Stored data
• • • • • • •
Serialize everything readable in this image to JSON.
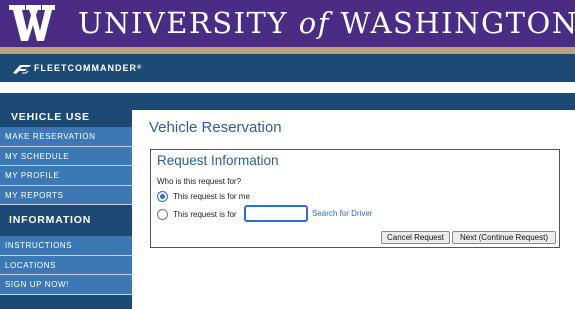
{
  "banner": {
    "logo_letter": "W",
    "title_part1": "UNIVERSITY",
    "title_of": "of",
    "title_part2": "WASHINGTON",
    "colors": {
      "purple": "#4b2c85",
      "gold": "#b7a57a"
    }
  },
  "fleet_bar": {
    "logo_text": "FLEETCOMMANDER",
    "logo_mark": "®",
    "color": "#1c4a74"
  },
  "sidebar": {
    "section1_heading": "VEHICLE USE",
    "section1_items": [
      {
        "label": "MAKE RESERVATION"
      },
      {
        "label": "MY SCHEDULE"
      },
      {
        "label": "MY PROFILE"
      },
      {
        "label": "MY REPORTS"
      }
    ],
    "section2_heading": "INFORMATION",
    "section2_items": [
      {
        "label": "INSTRUCTIONS"
      },
      {
        "label": "LOCATIONS"
      },
      {
        "label": "SIGN UP NOW!"
      }
    ]
  },
  "main": {
    "page_title": "Vehicle Reservation",
    "panel": {
      "title": "Request Information",
      "question": "Who is this request for?",
      "option_me": "This request is for me",
      "option_for": "This request is for",
      "driver_input_value": "",
      "search_link": "Search for Driver",
      "cancel_button": "Cancel Request",
      "next_button": "Next (Continue Request)"
    }
  }
}
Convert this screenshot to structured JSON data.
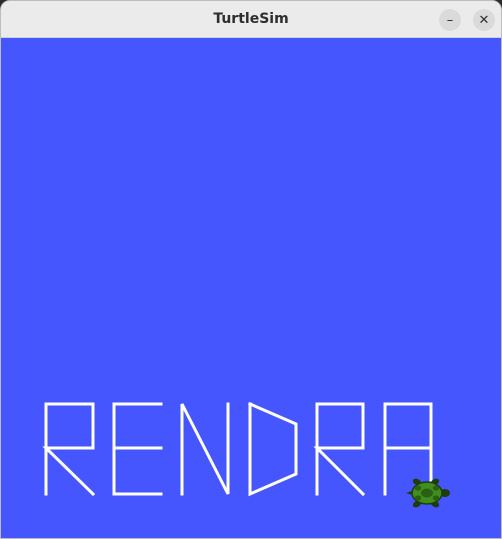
{
  "window": {
    "title": "TurtleSim",
    "minimize_symbol": "–",
    "close_symbol": "✕"
  },
  "canvas": {
    "background_color": "#4556ff",
    "pen_color": "#ffffff",
    "drawn_text": "RENDRA",
    "turtle_icon": "turtle-icon",
    "turtle_colors": {
      "shell": "#3f8f1f",
      "shell_dark": "#2c5e14",
      "body": "#1f3d0c"
    }
  }
}
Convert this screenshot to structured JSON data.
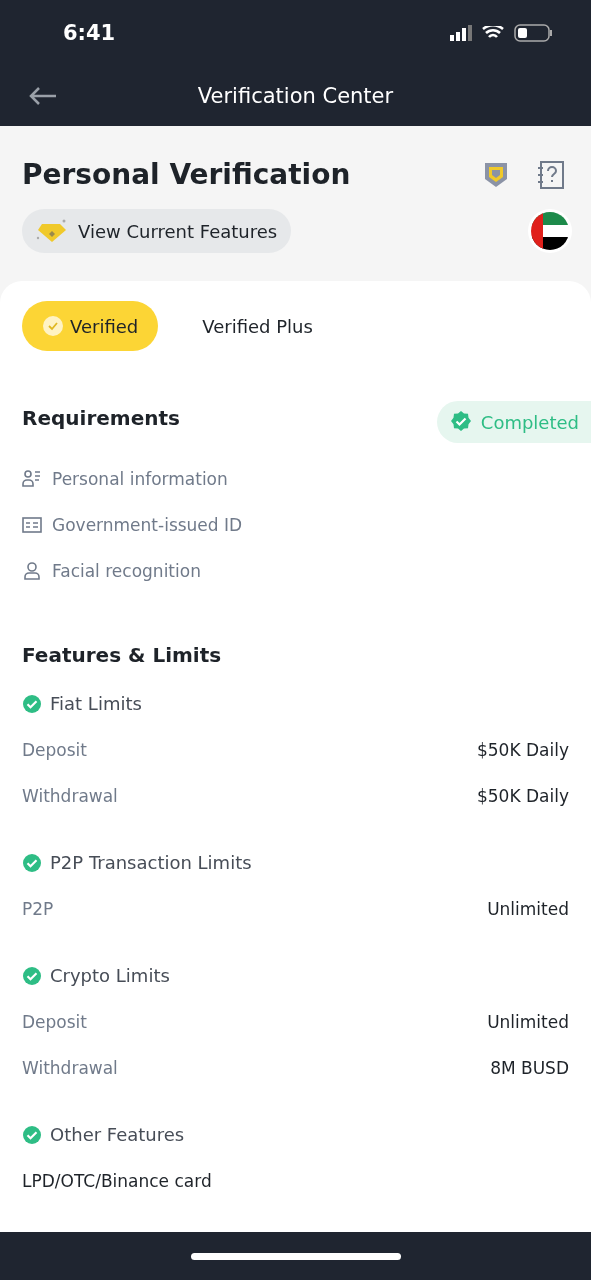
{
  "status_bar": {
    "time": "6:41"
  },
  "header": {
    "title": "Verification Center"
  },
  "hero": {
    "title": "Personal Verification",
    "features_button": "View Current Features"
  },
  "tabs": [
    {
      "label": "Verified",
      "selected": true
    },
    {
      "label": "Verified Plus",
      "selected": false
    }
  ],
  "requirements": {
    "title": "Requirements",
    "status": "Completed",
    "items": [
      {
        "kind": "info",
        "label": "Personal information"
      },
      {
        "kind": "id",
        "label": "Government-issued ID"
      },
      {
        "kind": "face",
        "label": "Facial recognition"
      }
    ]
  },
  "features": {
    "title": "Features & Limits",
    "groups": [
      {
        "title": "Fiat Limits",
        "rows": [
          {
            "kind": "limit",
            "label": "Deposit",
            "value": "$50K Daily"
          },
          {
            "kind": "limit",
            "label": "Withdrawal",
            "value": "$50K Daily"
          }
        ]
      },
      {
        "title": "P2P Transaction Limits",
        "rows": [
          {
            "kind": "limit",
            "label": "P2P",
            "value": "Unlimited"
          }
        ]
      },
      {
        "title": "Crypto Limits",
        "rows": [
          {
            "kind": "limit",
            "label": "Deposit",
            "value": "Unlimited"
          },
          {
            "kind": "limit",
            "label": "Withdrawal",
            "value": "8M BUSD"
          }
        ]
      },
      {
        "title": "Other Features",
        "rows": [
          {
            "kind": "feature",
            "label": "LPD/OTC/Binance card"
          }
        ]
      }
    ]
  }
}
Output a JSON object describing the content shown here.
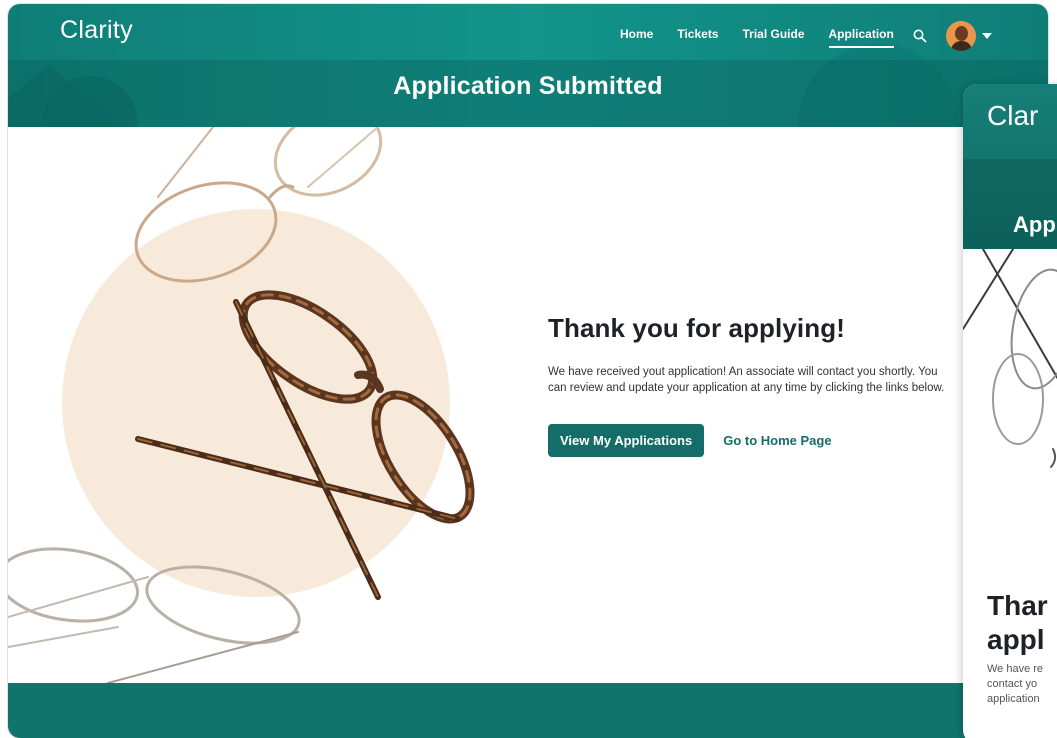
{
  "header": {
    "brand": "Clarity",
    "nav": [
      {
        "label": "Home",
        "active": false
      },
      {
        "label": "Tickets",
        "active": false
      },
      {
        "label": "Trial Guide",
        "active": false
      },
      {
        "label": "Application",
        "active": true
      }
    ],
    "search_icon": "search-icon",
    "avatar_icon": "avatar",
    "menu_icon": "chevron-down-icon"
  },
  "page": {
    "title": "Application Submitted"
  },
  "message": {
    "heading": "Thank you for applying!",
    "body": "We have received yout application! An associate will contact you shortly. You can review and update your application at any time by clicking the links below."
  },
  "actions": {
    "primary_label": "View My Applications",
    "secondary_label": "Go to Home Page"
  },
  "mobile": {
    "brand": "Clar",
    "title": "App",
    "heading_line1": "Thar",
    "heading_line2": "appl",
    "body_line1": "We have re",
    "body_line2": "contact yo",
    "body_line3": "application"
  },
  "colors": {
    "primary": "#146d68",
    "header_teal": "#12948a",
    "peach": "#f8eadb",
    "text_dark": "#1e2226"
  }
}
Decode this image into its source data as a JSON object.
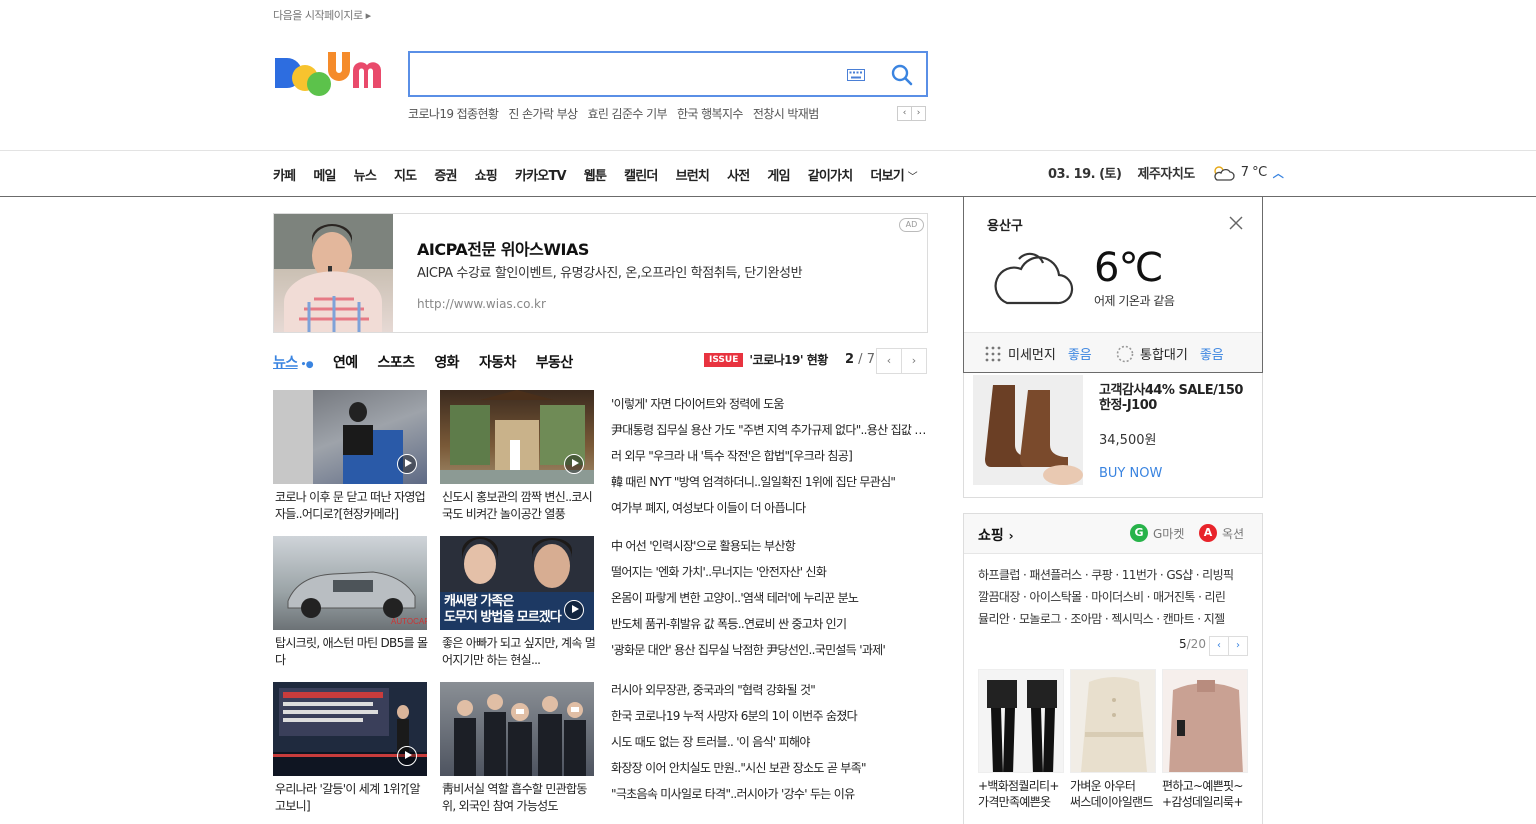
{
  "top_link": "다음을 시작페이지로",
  "search": {
    "value": "",
    "placeholder": ""
  },
  "trends": [
    "코로나19 접종현황",
    "진 손가락 부상",
    "효린 김준수 기부",
    "한국 행복지수",
    "전창시 박재범"
  ],
  "gnb": {
    "items": [
      "카페",
      "메일",
      "뉴스",
      "지도",
      "증권",
      "쇼핑",
      "카카오TV",
      "웹툰",
      "캘린더",
      "브런치",
      "사전",
      "게임",
      "같이가치",
      "더보기"
    ],
    "date": "03. 19. (토)",
    "region": "제주자치도",
    "temp": "7 °C"
  },
  "ad": {
    "title": "AICPA전문 위아스WIAS",
    "desc": "AICPA 수강료 할인이벤트, 유명강사진, 온,오프라인 학점취득, 단기완성반",
    "url": "http://www.wias.co.kr",
    "badge": "AD"
  },
  "news_tabs": [
    "뉴스",
    "연예",
    "스포츠",
    "영화",
    "자동차",
    "부동산"
  ],
  "issue": {
    "badge": "ISSUE",
    "text": "'코로나19' 현황"
  },
  "pager": {
    "current": "2",
    "total": " / 7"
  },
  "thumbs": [
    {
      "caption": "코로나 이후 문 닫고 떠난 자영업자들..어디로?[현장카메라]"
    },
    {
      "caption": "신도시 홍보관의 깜짝 변신..코시국도 비켜간 놀이공간 열풍"
    },
    {
      "caption": "탑시크릿, 애스턴 마틴 DB5를 몰다"
    },
    {
      "caption": "좋은 아빠가 되고 싶지만, 계속 멀어지기만 하는 현실..."
    },
    {
      "caption": "우리나라 '갈등'이 세계 1위?[알고보니]"
    },
    {
      "caption": "靑비서실 역할 흡수할 민관합동위, 외국인 참여 가능성도"
    }
  ],
  "headlines": [
    [
      "'이렇게' 자면 다이어트와 정력에 도움",
      "尹대통령 집무실 용산 가도 \"주변 지역 추가규제 없다\"..용산 집값 들썩",
      "러 외무 \"우크라 내 '특수 작전'은 합법\"[우크라 침공]",
      "韓 때린 NYT \"방역 엄격하더니..일일확진 1위에 집단 무관심\"",
      "여가부 폐지, 여성보다 이들이 더 아픕니다"
    ],
    [
      "中 어선 '인력시장'으로 활용되는 부산항",
      "떨어지는 '엔화 가치'..무너지는 '안전자산' 신화",
      "온몸이 파랗게 변한 고양이..'염색 테러'에 누리꾼 분노",
      "반도체 품귀-휘발유 값 폭등..연료비 싼 중고차 인기",
      "'광화문 대안' 용산 집무실 낙점한 尹당선인..국민설득 '과제'"
    ],
    [
      "러시아 외무장관, 중국과의 \"협력 강화될 것\"",
      "한국 코로나19 누적 사망자 6분의 1이 이번주 숨졌다",
      "시도 때도 없는 장 트러블.. '이 음식' 피해야",
      "화장장 이어 안치실도 만원..\"시신 보관 장소도 곧 부족\"",
      "\"극초음속 미사일로 타격\"..러시아가 '강수' 두는 이유"
    ]
  ],
  "weather": {
    "location": "용산구",
    "temp": "6℃",
    "desc": "어제 기온과 같음",
    "dust_label": "미세먼지",
    "dust_value": "좋음",
    "air_label": "통합대기",
    "air_value": "좋음"
  },
  "product": {
    "title": "고객감사44% SALE/150한정-J100",
    "price": "34,500원",
    "buy": "BUY NOW"
  },
  "shopping": {
    "title": "쇼핑",
    "gmarket": "G마켓",
    "auction": "옥션",
    "links": [
      "하프클럽 · 패션플러스 · 쿠팡 · 11번가 · GS샵 · 리빙픽",
      "깔끔대장 · 아이스탁몰 · 마이더스비 · 매거진톡 · 리린",
      "뮬리안 · 모놀로그 · 조아맘 · 젝시믹스 · 캔마트 · 지젤"
    ],
    "pager_current": "5",
    "pager_total": "/20",
    "items": [
      {
        "name_line1": "+백화점퀄리티+",
        "name_line2": "가격만족예쁜옷"
      },
      {
        "name_line1": "가벼운 아우터",
        "name_line2": "써스데이아일랜드"
      },
      {
        "name_line1": "편하고~예쁜핏~",
        "name_line2": "+감성데일리룩+"
      }
    ]
  },
  "colors": {
    "accent": "#3a84e0",
    "search_border": "#5a8fe6",
    "issue": "#e8333f"
  }
}
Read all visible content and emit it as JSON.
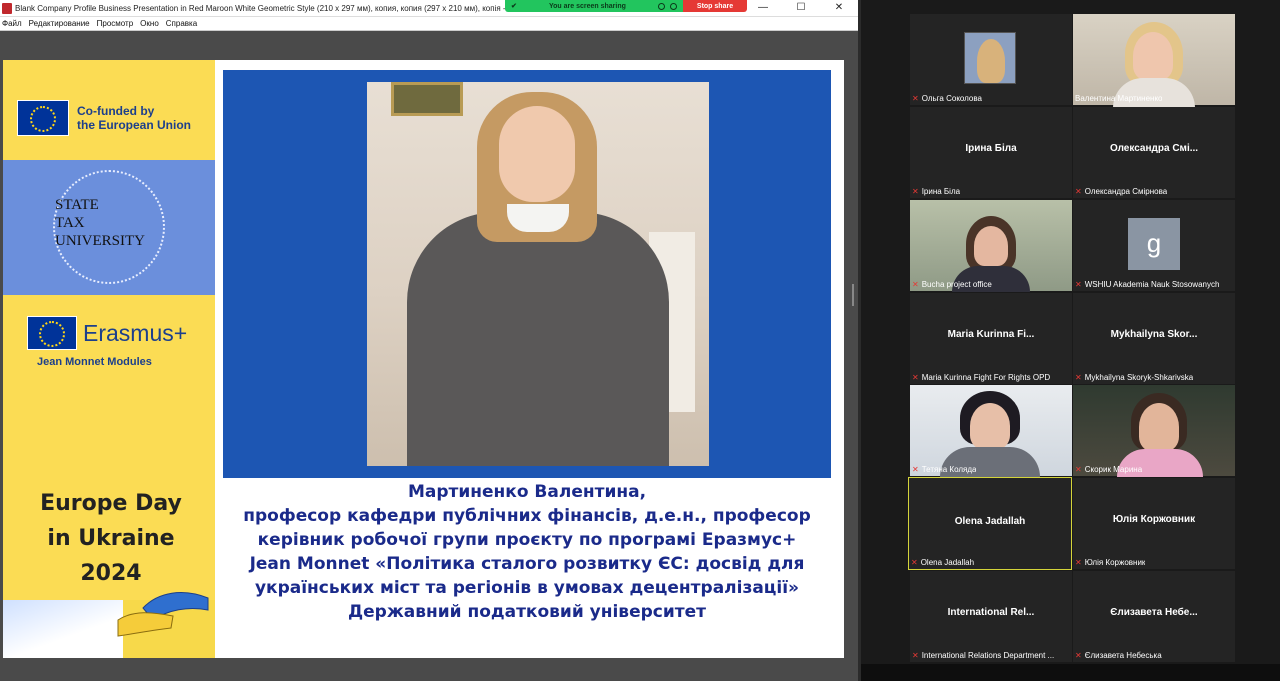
{
  "app": {
    "window_title": "Blank Company Profile Business Presentation in Red Maroon White Geometric Style (210 x 297 мм), копия, копия (297 x 210 мм), копія - А",
    "menu": [
      "Файл",
      "Редактирование",
      "Просмотр",
      "Окно",
      "Справка"
    ],
    "controls": {
      "minimize": "—",
      "maximize": "☐",
      "close": "✕"
    }
  },
  "screen_share": {
    "status_text": "You are screen sharing",
    "stop_label": "Stop share"
  },
  "slide": {
    "eu_cofunded": [
      "Co-funded by",
      "the European Union"
    ],
    "university_logo_text": [
      "STATE",
      "TAX",
      "UNIVERSITY"
    ],
    "erasmus_name": "Erasmus+",
    "erasmus_sub": "Jean Monnet Modules",
    "event": [
      "Europe Day",
      "in Ukraine",
      "2024"
    ],
    "caption_lines": [
      "Мартиненко Валентина,",
      "професор кафедри публічних фінансів, д.е.н., професор",
      "керівник робочої групи проєкту по програмі Еразмус+",
      "Jean Monnet «Політика сталого розвитку ЄС: досвід для",
      "українських міст та регіонів в умовах децентралізації»",
      "Державний податковий університет"
    ]
  },
  "gallery": {
    "tiles": [
      {
        "label": "Ольга Соколова",
        "center": "",
        "kind": "photo"
      },
      {
        "label": "Валентина Мартиненко",
        "center": "",
        "kind": "video-blonde"
      },
      {
        "label": "Ірина Біла",
        "center": "Ірина Біла",
        "kind": "name"
      },
      {
        "label": "Олександра Смірнова",
        "center": "Олександра Смі...",
        "kind": "name"
      },
      {
        "label": "Bucha project office",
        "center": "",
        "kind": "video-glasses"
      },
      {
        "label": "WSHIU Akademia Nauk Stosowanych",
        "center": "",
        "kind": "avatar",
        "avatar_letter": "g"
      },
      {
        "label": "Maria Kurinna Fight For Rights OPD",
        "center": "Maria Kurinna Fi...",
        "kind": "name"
      },
      {
        "label": "Mykhailyna Skoryk-Shkarivska",
        "center": "Mykhailyna Skor...",
        "kind": "name"
      },
      {
        "label": "Тетяна Коляда",
        "center": "",
        "kind": "video-dark"
      },
      {
        "label": "Скорик Марина",
        "center": "",
        "kind": "video-pink"
      },
      {
        "label": "Olena Jadallah",
        "center": "Olena Jadallah",
        "kind": "name",
        "active": true
      },
      {
        "label": "Юлія Коржовник",
        "center": "Юлія Коржовник",
        "kind": "name"
      },
      {
        "label": "International Relations Department ...",
        "center": "International Rel...",
        "kind": "name"
      },
      {
        "label": "Єлизавета Небеська",
        "center": "Єлизавета Небе...",
        "kind": "name"
      }
    ]
  }
}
• • • • • • •
Goal:
Find every line in the records that contains the word "Verification"; copy those lines.

Finished task:
    "title": "Verification Center"
    "title": "Personal Verification",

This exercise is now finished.